--- start ---
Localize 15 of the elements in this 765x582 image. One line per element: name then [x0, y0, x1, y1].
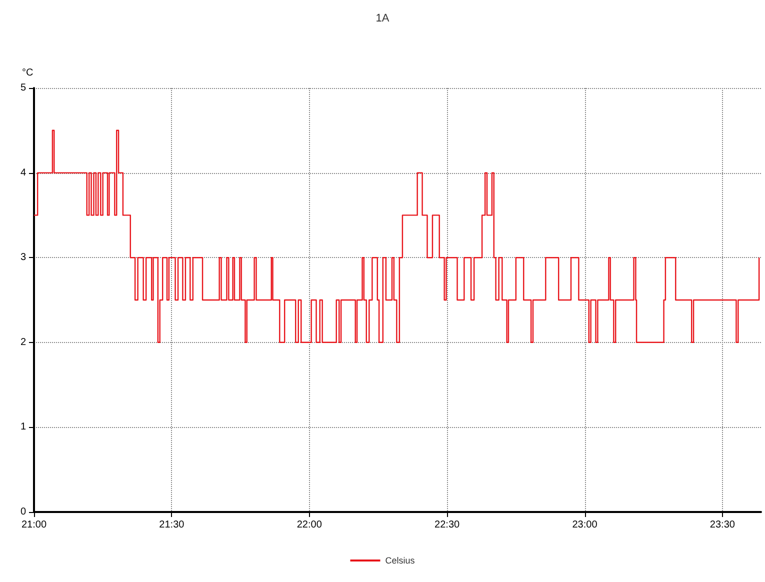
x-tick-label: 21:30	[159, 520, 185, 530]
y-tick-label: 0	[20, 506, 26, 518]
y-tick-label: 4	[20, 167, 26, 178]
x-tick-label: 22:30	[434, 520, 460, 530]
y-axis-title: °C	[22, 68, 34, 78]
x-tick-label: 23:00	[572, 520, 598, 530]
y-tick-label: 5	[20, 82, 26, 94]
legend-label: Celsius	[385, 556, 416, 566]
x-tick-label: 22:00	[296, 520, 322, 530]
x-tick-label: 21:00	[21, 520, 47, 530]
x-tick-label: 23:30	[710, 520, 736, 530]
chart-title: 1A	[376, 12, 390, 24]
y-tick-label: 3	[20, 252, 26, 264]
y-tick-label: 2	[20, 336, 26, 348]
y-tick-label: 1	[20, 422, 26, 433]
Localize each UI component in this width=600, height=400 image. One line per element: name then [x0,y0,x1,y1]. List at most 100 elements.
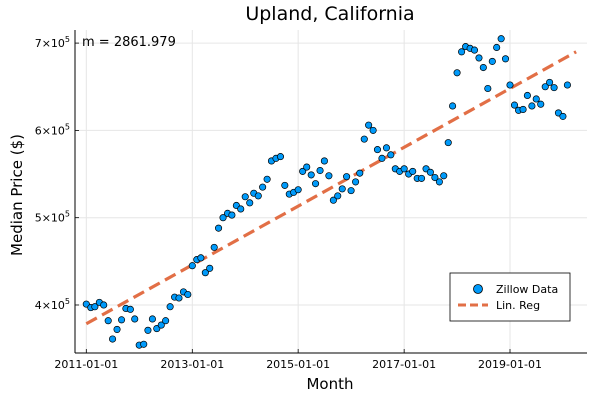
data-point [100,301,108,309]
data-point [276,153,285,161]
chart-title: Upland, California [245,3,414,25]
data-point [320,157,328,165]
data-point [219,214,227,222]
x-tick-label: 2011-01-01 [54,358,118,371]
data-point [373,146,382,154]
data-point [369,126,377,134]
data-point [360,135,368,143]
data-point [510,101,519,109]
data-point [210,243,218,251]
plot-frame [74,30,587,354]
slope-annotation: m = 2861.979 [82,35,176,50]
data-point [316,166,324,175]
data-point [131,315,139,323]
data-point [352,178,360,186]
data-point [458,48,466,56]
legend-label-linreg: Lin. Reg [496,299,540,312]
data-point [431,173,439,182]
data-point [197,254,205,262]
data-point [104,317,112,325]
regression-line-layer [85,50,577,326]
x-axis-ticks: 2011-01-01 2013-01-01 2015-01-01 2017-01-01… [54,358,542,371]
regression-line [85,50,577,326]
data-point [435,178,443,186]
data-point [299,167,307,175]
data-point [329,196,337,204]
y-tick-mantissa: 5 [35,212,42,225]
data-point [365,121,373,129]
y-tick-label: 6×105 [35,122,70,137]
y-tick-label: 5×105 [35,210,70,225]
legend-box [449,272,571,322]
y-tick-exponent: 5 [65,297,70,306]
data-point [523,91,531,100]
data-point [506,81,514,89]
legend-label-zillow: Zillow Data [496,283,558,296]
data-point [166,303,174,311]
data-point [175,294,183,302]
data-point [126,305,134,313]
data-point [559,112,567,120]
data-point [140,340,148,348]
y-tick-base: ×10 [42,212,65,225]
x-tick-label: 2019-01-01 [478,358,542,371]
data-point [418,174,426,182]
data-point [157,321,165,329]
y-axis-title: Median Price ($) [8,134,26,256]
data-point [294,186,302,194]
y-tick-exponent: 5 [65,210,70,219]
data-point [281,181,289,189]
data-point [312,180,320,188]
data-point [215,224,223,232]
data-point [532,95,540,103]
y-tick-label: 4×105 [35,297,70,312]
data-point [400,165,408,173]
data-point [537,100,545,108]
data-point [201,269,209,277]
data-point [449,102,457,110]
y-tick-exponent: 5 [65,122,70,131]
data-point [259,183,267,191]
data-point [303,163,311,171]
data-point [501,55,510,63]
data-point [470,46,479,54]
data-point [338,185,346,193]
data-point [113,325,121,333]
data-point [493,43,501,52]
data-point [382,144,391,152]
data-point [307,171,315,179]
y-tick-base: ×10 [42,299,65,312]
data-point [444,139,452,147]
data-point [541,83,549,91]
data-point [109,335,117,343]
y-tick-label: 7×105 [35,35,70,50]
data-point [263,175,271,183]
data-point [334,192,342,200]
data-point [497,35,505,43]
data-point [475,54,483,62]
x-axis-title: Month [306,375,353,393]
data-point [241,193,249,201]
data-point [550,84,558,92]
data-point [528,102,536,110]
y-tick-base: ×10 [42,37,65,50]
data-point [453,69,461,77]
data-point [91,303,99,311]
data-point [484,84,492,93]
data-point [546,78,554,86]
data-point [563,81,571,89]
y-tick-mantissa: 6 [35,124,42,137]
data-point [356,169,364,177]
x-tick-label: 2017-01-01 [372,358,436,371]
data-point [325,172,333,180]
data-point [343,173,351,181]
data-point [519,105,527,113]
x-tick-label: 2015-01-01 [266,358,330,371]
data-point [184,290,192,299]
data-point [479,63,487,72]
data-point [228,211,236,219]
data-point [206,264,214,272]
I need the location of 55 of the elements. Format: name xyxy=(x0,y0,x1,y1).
--- end ---
--- start ---
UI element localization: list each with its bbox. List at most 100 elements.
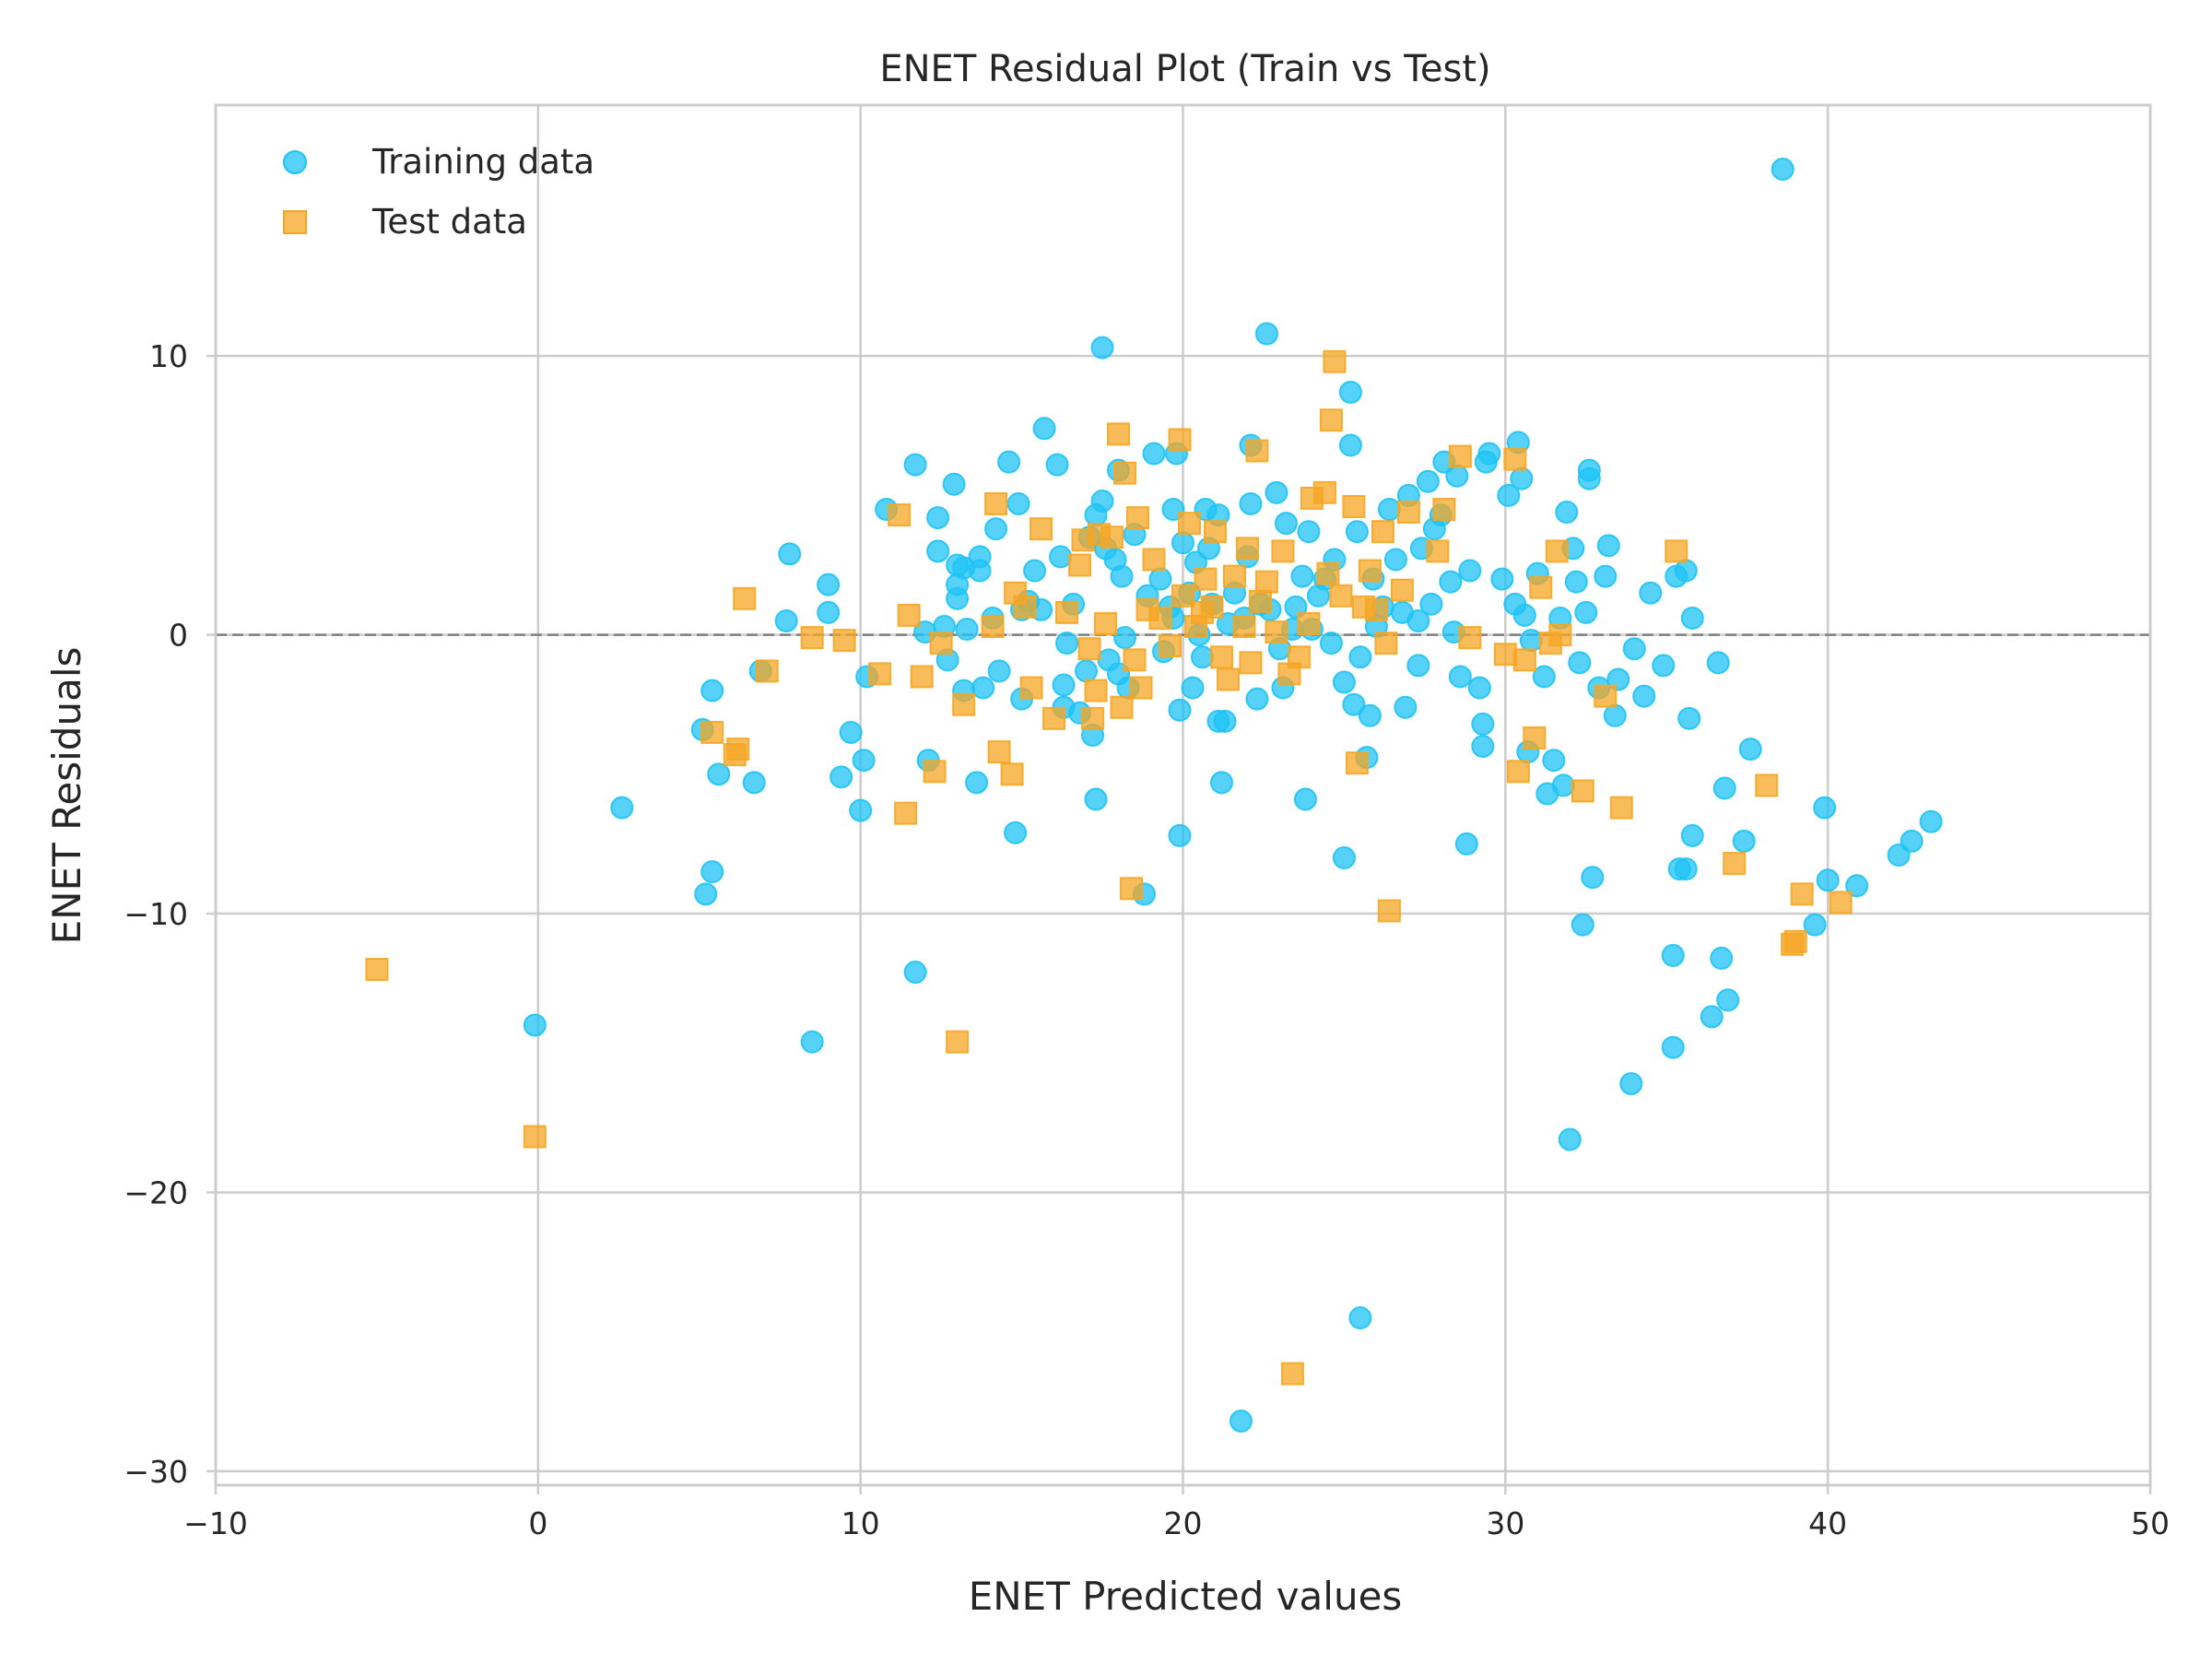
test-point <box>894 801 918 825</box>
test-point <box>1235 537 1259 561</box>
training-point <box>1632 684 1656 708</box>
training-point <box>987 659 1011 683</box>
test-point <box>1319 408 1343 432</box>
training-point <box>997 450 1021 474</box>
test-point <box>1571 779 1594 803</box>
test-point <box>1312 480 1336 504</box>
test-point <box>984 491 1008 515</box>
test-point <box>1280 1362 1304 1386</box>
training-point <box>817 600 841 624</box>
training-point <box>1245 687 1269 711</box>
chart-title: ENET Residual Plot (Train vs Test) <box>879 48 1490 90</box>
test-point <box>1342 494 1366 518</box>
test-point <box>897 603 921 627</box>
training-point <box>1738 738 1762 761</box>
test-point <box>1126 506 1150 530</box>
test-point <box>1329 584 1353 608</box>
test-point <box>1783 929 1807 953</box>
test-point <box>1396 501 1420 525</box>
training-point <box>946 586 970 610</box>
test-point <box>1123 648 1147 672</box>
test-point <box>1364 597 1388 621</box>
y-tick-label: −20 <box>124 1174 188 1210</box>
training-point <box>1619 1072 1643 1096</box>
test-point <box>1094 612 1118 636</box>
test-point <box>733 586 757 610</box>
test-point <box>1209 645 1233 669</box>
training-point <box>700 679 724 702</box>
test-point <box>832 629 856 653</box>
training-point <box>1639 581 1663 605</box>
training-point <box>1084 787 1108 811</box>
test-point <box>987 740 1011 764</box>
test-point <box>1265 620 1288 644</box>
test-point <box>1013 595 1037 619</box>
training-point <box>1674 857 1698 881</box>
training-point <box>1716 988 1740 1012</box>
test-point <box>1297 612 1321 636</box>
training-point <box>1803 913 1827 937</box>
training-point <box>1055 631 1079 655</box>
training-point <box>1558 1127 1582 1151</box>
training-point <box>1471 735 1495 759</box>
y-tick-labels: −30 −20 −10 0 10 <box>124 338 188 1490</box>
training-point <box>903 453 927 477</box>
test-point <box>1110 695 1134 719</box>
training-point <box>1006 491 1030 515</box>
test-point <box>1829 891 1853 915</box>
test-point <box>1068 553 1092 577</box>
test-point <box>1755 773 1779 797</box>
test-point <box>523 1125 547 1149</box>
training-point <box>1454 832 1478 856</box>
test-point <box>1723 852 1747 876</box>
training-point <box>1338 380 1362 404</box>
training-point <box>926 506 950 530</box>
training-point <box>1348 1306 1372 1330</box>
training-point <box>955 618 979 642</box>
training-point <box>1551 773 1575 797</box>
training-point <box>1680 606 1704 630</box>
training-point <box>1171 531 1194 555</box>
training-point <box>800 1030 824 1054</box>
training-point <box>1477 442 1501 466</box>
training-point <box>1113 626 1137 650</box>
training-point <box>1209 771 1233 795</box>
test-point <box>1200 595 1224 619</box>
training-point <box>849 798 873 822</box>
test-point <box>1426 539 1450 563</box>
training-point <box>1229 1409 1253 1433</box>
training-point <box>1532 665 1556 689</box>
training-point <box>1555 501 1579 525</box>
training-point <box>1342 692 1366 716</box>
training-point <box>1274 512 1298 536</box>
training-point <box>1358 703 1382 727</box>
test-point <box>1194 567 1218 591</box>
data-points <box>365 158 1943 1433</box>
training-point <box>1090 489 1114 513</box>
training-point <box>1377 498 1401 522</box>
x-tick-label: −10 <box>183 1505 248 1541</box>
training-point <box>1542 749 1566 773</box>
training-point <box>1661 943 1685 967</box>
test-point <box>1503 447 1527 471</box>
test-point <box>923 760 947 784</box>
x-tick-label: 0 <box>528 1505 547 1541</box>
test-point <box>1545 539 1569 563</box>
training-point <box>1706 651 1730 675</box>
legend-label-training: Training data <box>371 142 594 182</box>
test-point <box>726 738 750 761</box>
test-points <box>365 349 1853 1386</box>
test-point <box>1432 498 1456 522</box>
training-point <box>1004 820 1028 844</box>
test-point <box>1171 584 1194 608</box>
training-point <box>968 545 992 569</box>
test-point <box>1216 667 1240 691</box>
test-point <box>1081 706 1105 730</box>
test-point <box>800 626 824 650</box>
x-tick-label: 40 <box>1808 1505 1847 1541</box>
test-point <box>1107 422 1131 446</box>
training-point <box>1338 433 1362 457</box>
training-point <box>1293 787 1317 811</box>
--- end ---
--- start ---
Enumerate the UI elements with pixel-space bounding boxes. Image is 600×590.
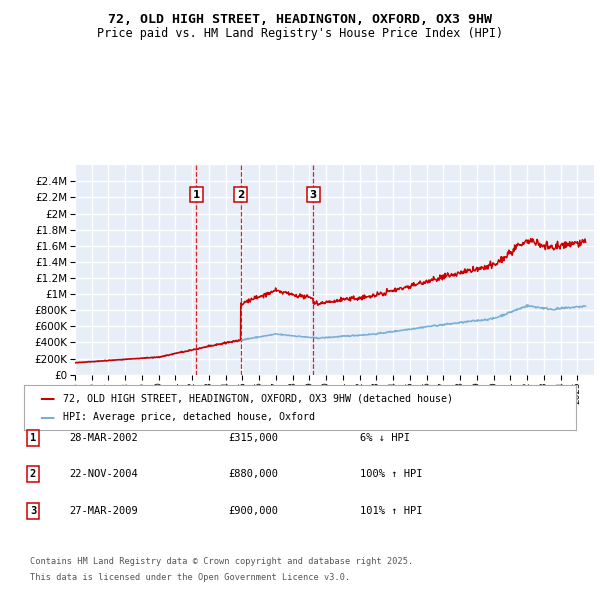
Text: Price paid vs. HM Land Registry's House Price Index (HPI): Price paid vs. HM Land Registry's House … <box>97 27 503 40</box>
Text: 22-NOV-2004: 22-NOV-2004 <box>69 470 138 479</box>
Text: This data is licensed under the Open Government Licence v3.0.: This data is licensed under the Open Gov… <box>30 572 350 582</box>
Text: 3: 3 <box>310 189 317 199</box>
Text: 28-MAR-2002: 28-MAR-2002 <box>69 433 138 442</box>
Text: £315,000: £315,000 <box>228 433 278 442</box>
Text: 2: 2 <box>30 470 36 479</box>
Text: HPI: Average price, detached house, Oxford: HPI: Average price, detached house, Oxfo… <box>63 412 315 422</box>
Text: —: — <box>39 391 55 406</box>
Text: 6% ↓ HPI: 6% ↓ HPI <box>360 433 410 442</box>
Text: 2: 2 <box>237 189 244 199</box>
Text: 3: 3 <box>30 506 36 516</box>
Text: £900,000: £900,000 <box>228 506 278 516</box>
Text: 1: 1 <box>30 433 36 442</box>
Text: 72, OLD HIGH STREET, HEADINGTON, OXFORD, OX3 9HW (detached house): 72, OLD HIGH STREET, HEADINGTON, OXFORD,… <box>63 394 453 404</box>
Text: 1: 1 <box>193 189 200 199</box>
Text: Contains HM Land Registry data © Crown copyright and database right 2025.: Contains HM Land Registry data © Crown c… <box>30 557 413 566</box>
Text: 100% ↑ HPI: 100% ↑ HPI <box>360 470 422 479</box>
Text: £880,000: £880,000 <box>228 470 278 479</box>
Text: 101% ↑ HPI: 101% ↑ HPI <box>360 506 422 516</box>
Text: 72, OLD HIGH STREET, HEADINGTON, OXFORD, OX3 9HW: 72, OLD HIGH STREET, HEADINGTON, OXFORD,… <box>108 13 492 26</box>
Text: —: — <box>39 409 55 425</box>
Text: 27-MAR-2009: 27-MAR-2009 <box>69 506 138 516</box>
--- end ---
** Problem to solve **
Reproduce the listing lines verbatim, starting at the line that contains "Text: Price paid" and ending at the line that contains "Text: 22-NOV-2004: 22-NOV-2004", both included.

** Finished task **
Text: Price paid vs. HM Land Registry's House Price Index (HPI): Price paid vs. HM Land Registry's House … <box>97 27 503 40</box>
Text: 22-NOV-2004: 22-NOV-2004 <box>69 470 138 479</box>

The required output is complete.